▶ _Aim_
Print the entries below in their entirety, exactly as they are written.

▶ _Data entries_
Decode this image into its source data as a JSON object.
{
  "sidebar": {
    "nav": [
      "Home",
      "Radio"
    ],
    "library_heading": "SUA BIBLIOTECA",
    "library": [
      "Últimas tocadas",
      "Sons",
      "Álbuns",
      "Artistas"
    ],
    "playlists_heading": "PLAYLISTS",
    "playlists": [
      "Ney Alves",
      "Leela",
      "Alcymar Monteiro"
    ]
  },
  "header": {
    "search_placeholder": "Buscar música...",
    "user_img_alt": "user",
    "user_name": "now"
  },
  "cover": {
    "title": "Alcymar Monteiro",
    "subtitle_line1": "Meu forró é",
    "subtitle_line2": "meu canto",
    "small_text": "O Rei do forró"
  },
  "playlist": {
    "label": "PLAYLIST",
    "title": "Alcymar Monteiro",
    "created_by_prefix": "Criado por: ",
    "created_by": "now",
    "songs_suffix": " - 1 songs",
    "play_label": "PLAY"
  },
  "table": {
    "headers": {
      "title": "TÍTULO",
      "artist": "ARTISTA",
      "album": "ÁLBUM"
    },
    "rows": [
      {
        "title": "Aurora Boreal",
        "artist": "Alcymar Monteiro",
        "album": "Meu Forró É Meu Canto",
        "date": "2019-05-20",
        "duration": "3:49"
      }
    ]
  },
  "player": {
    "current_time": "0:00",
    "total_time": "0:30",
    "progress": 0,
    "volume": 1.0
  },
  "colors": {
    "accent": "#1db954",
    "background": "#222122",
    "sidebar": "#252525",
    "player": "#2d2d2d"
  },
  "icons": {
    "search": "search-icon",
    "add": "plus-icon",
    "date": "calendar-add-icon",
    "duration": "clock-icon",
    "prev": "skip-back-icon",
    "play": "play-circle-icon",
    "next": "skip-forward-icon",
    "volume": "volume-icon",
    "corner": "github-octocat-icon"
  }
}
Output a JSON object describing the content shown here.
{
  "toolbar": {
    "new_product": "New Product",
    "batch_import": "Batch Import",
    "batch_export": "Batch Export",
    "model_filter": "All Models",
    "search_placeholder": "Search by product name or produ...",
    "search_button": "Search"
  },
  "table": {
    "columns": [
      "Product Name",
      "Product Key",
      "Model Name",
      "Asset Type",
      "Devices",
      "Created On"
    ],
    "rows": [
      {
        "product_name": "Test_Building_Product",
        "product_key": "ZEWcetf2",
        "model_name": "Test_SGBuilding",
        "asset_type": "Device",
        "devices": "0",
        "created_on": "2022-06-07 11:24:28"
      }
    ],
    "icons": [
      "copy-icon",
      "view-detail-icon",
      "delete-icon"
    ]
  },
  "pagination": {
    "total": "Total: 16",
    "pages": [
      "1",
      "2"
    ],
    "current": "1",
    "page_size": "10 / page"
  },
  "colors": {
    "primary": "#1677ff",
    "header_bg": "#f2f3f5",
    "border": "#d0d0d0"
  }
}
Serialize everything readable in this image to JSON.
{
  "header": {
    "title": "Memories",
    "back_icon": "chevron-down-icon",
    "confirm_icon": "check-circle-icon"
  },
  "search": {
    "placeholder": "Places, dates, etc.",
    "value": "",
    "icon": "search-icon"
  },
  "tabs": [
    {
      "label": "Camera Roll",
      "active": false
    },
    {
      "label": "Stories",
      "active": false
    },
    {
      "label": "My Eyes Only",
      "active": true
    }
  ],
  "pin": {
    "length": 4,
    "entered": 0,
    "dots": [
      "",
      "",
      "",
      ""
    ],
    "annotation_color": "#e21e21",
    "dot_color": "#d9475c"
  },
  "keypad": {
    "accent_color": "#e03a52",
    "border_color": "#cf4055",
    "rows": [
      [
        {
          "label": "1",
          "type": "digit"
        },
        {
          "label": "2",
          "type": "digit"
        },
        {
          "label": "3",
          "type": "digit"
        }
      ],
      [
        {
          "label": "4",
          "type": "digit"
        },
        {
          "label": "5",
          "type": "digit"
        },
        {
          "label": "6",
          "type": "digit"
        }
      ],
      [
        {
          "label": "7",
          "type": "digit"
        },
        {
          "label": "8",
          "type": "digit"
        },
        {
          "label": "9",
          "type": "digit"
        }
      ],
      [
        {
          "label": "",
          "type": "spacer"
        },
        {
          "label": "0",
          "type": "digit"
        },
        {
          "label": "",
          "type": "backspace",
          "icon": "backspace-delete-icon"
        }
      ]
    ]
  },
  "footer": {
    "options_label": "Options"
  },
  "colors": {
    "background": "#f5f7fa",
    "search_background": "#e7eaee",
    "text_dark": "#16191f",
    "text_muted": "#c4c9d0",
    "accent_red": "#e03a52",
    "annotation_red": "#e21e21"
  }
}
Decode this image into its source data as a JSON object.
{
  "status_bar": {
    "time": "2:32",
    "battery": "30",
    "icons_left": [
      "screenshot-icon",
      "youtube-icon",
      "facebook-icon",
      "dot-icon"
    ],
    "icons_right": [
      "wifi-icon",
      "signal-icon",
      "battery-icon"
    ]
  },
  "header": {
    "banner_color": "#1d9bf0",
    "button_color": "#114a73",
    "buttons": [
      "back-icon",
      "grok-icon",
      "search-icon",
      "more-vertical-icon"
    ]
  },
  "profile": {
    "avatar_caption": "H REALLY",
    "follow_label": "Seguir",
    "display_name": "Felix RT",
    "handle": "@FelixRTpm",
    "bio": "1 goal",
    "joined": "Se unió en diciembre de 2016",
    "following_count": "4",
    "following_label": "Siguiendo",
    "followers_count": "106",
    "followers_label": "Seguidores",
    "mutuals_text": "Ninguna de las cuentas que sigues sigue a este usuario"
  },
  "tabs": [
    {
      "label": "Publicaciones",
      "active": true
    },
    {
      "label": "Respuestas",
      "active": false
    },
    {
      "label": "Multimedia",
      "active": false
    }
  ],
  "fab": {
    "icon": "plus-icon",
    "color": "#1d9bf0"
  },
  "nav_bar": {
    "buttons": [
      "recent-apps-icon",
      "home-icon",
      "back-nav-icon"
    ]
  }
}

▶ _Full response_
Decode this image into its source data as a JSON object.
{
  "sidebar": {
    "nav": [
      "Home",
      "Radio"
    ],
    "library_heading": "SUA BIBLIOTECA",
    "library": [
      "Últimas tocadas",
      "Sons",
      "Álbuns",
      "Artistas"
    ],
    "playlists_heading": "PLAYLISTS",
    "playlists": [
      "Ney Alves",
      "Leela",
      "Alcymar Monteiro"
    ]
  },
  "header": {
    "search_placeholder": "Buscar música...",
    "user_img_alt": "user",
    "user_name": "now"
  },
  "cover": {
    "title": "Alcymar Monteiro",
    "subtitle_line1": "Meu forró é",
    "subtitle_line2": "meu canto",
    "small_text": "O Rei do forró"
  },
  "playlist": {
    "label": "PLAYLIST",
    "title": "Alcymar Monteiro",
    "created_by_prefix": "Criado por: ",
    "created_by": "now",
    "songs_suffix": " - 1 songs",
    "play_label": "PLAY"
  },
  "table": {
    "headers": {
      "title": "TÍTULO",
      "artist": "ARTISTA",
      "album": "ÁLBUM"
    },
    "rows": [
      {
        "title": "Aurora Boreal",
        "artist": "Alcymar Monteiro",
        "album": "Meu Forró É Meu Canto",
        "date": "2019-05-20",
        "duration": "3:49"
      }
    ]
  },
  "player": {
    "current_time": "0:00",
    "total_time": "0:30",
    "progress": 0,
    "volume": 1.0
  },
  "colors": {
    "accent": "#1db954",
    "background": "#222122",
    "sidebar": "#252525",
    "player": "#2d2d2d"
  },
  "icons": {
    "search": "search-icon",
    "add": "plus-icon",
    "date": "calendar-add-icon",
    "duration": "clock-icon",
    "prev": "skip-back-icon",
    "play": "play-circle-icon",
    "next": "skip-forward-icon",
    "volume": "volume-icon",
    "corner": "github-octocat-icon"
  }
}
Output a JSON object describing the content shown here.
{
  "toolbar": {
    "new_product": "New Product",
    "batch_import": "Batch Import",
    "batch_export": "Batch Export",
    "model_filter": "All Models",
    "search_placeholder": "Search by product name or produ...",
    "search_button": "Search"
  },
  "table": {
    "columns": [
      "Product Name",
      "Product Key",
      "Model Name",
      "Asset Type",
      "Devices",
      "Created On"
    ],
    "rows": [
      {
        "product_name": "Test_Building_Product",
        "product_key": "ZEWcetf2",
        "model_name": "Test_SGBuilding",
        "asset_type": "Device",
        "devices": "0",
        "created_on": "2022-06-07 11:24:28"
      }
    ],
    "icons": [
      "copy-icon",
      "view-detail-icon",
      "delete-icon"
    ]
  },
  "pagination": {
    "total": "Total: 16",
    "pages": [
      "1",
      "2"
    ],
    "current": "1",
    "page_size": "10 / page"
  },
  "colors": {
    "primary": "#1677ff",
    "header_bg": "#f2f3f5",
    "border": "#d0d0d0"
  }
}
Serialize everything readable in this image to JSON.
{
  "header": {
    "title": "Memories",
    "back_icon": "chevron-down-icon",
    "confirm_icon": "check-circle-icon"
  },
  "search": {
    "placeholder": "Places, dates, etc.",
    "value": "",
    "icon": "search-icon"
  },
  "tabs": [
    {
      "label": "Camera Roll",
      "active": false
    },
    {
      "label": "Stories",
      "active": false
    },
    {
      "label": "My Eyes Only",
      "active": true
    }
  ],
  "pin": {
    "length": 4,
    "entered": 0,
    "dots": [
      "",
      "",
      "",
      ""
    ],
    "annotation_color": "#e21e21",
    "dot_color": "#d9475c"
  },
  "keypad": {
    "accent_color": "#e03a52",
    "border_color": "#cf4055",
    "rows": [
      [
        {
          "label": "1",
          "type": "digit"
        },
        {
          "label": "2",
          "type": "digit"
        },
        {
          "label": "3",
          "type": "digit"
        }
      ],
      [
        {
          "label": "4",
          "type": "digit"
        },
        {
          "label": "5",
          "type": "digit"
        },
        {
          "label": "6",
          "type": "digit"
        }
      ],
      [
        {
          "label": "7",
          "type": "digit"
        },
        {
          "label": "8",
          "type": "digit"
        },
        {
          "label": "9",
          "type": "digit"
        }
      ],
      [
        {
          "label": "",
          "type": "spacer"
        },
        {
          "label": "0",
          "type": "digit"
        },
        {
          "label": "",
          "type": "backspace",
          "icon": "backspace-delete-icon"
        }
      ]
    ]
  },
  "footer": {
    "options_label": "Options"
  },
  "colors": {
    "background": "#f5f7fa",
    "search_background": "#e7eaee",
    "text_dark": "#16191f",
    "text_muted": "#c4c9d0",
    "accent_red": "#e03a52",
    "annotation_red": "#e21e21"
  }
}
Decode this image into its source data as a JSON object.
{
  "status_bar": {
    "time": "2:32",
    "battery": "30",
    "icons_left": [
      "screenshot-icon",
      "youtube-icon",
      "facebook-icon",
      "dot-icon"
    ],
    "icons_right": [
      "wifi-icon",
      "signal-icon",
      "battery-icon"
    ]
  },
  "header": {
    "banner_color": "#1d9bf0",
    "button_color": "#114a73",
    "buttons": [
      "back-icon",
      "grok-icon",
      "search-icon",
      "more-vertical-icon"
    ]
  },
  "profile": {
    "avatar_caption": "H REALLY",
    "follow_label": "Seguir",
    "display_name": "Felix RT",
    "handle": "@FelixRTpm",
    "bio": "1 goal",
    "joined": "Se unió en diciembre de 2016",
    "following_count": "4",
    "following_label": "Siguiendo",
    "followers_count": "106",
    "followers_label": "Seguidores",
    "mutuals_text": "Ninguna de las cuentas que sigues sigue a este usuario"
  },
  "tabs": [
    {
      "label": "Publicaciones",
      "active": true
    },
    {
      "label": "Respuestas",
      "active": false
    },
    {
      "label": "Multimedia",
      "active": false
    }
  ],
  "fab": {
    "icon": "plus-icon",
    "color": "#1d9bf0"
  },
  "nav_bar": {
    "buttons": [
      "recent-apps-icon",
      "home-icon",
      "back-nav-icon"
    ]
  }
}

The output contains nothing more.